↓↓↓

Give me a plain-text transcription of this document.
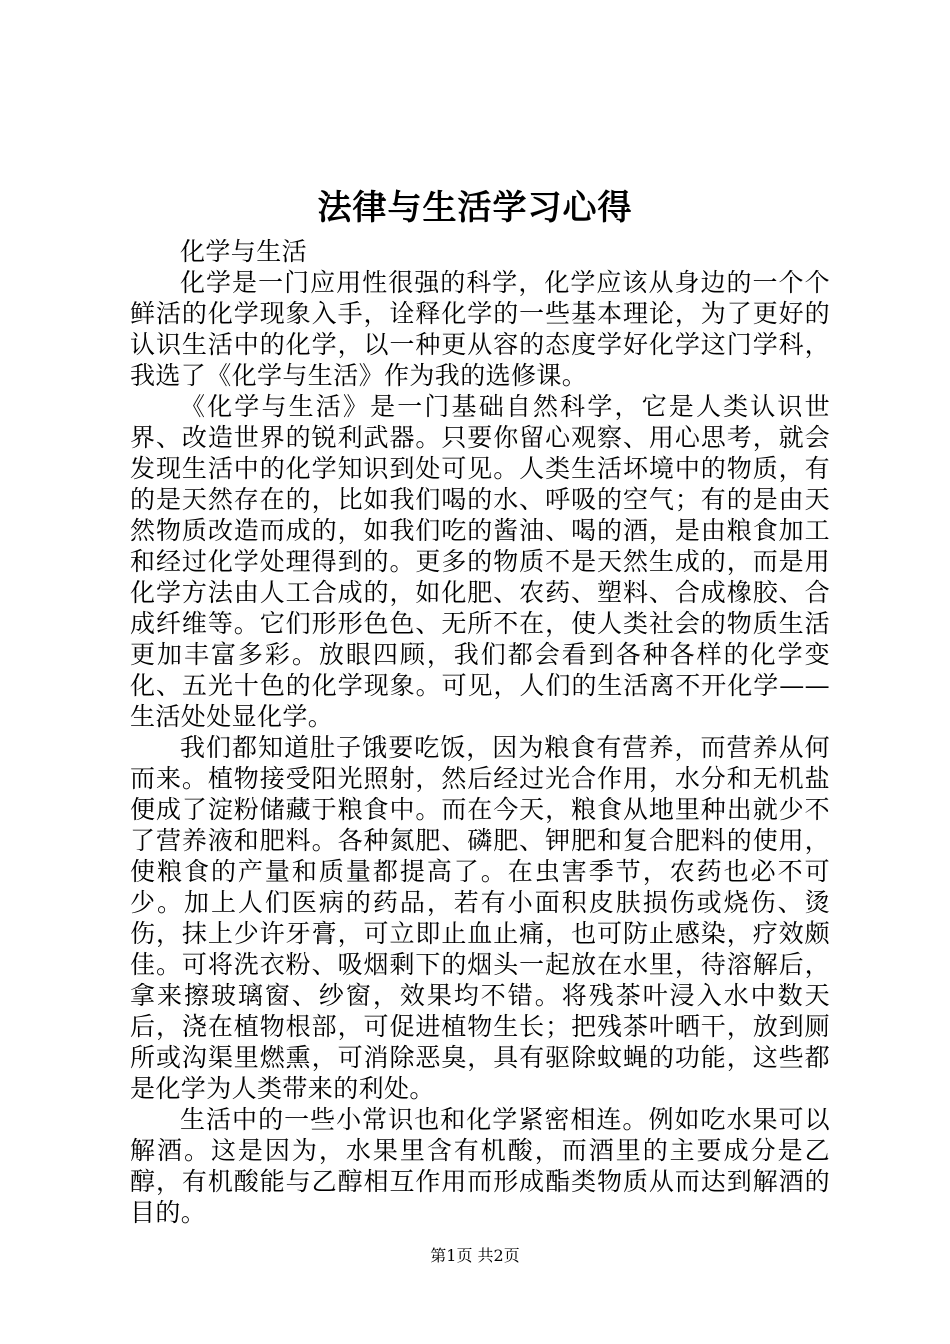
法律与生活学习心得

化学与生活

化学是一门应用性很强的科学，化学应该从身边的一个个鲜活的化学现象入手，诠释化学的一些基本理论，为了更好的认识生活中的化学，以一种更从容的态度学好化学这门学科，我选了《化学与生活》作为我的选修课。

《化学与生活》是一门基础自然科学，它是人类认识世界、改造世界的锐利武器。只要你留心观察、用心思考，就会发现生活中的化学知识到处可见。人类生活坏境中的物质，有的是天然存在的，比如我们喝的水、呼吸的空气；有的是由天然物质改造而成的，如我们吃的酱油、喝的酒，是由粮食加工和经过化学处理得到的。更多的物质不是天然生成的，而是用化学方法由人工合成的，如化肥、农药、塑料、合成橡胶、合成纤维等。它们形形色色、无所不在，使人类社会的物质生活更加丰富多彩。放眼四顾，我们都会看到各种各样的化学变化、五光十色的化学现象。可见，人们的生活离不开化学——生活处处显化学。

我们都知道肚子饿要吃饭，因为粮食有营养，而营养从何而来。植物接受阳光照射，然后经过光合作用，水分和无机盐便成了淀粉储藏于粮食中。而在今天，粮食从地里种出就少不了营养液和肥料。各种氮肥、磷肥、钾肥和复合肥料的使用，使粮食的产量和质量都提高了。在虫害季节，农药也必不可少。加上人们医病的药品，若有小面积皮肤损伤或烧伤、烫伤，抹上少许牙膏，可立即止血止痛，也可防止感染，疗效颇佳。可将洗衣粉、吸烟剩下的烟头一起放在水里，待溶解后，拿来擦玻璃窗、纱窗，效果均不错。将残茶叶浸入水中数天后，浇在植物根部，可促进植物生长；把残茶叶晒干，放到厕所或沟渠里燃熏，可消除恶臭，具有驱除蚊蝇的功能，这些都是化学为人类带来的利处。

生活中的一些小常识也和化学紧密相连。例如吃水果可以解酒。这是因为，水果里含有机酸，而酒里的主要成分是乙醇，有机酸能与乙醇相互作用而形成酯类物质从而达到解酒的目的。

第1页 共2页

↑↑↑
↓↓↓

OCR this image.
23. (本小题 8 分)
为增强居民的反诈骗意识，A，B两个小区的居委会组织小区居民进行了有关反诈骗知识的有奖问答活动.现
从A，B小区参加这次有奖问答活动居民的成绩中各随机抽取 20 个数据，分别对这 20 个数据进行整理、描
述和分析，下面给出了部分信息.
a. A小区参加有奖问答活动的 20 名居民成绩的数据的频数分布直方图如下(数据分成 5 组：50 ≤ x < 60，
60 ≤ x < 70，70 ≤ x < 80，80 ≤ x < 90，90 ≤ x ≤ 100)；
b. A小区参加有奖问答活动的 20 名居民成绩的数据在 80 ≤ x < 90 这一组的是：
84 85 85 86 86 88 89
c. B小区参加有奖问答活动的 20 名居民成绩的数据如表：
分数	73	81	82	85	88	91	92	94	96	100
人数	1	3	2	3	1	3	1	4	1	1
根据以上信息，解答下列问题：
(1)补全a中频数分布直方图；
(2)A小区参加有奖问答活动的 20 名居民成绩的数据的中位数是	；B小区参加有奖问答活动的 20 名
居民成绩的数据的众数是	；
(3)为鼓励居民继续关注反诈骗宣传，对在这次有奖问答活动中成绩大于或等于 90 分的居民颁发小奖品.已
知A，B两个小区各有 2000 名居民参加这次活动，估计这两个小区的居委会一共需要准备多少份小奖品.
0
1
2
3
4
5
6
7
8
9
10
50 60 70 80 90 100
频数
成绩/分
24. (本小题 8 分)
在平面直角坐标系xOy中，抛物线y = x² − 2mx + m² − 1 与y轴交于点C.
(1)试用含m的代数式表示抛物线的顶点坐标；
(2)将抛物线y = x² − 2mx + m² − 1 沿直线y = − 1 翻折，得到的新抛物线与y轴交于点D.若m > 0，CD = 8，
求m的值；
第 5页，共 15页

↑↑↑

# EXERCISE DESCRIPTION
Scan the material above and determine how many lines include the word "A小区参加有奖问答活动的"; report only the number.

# TASK OUTPUT
3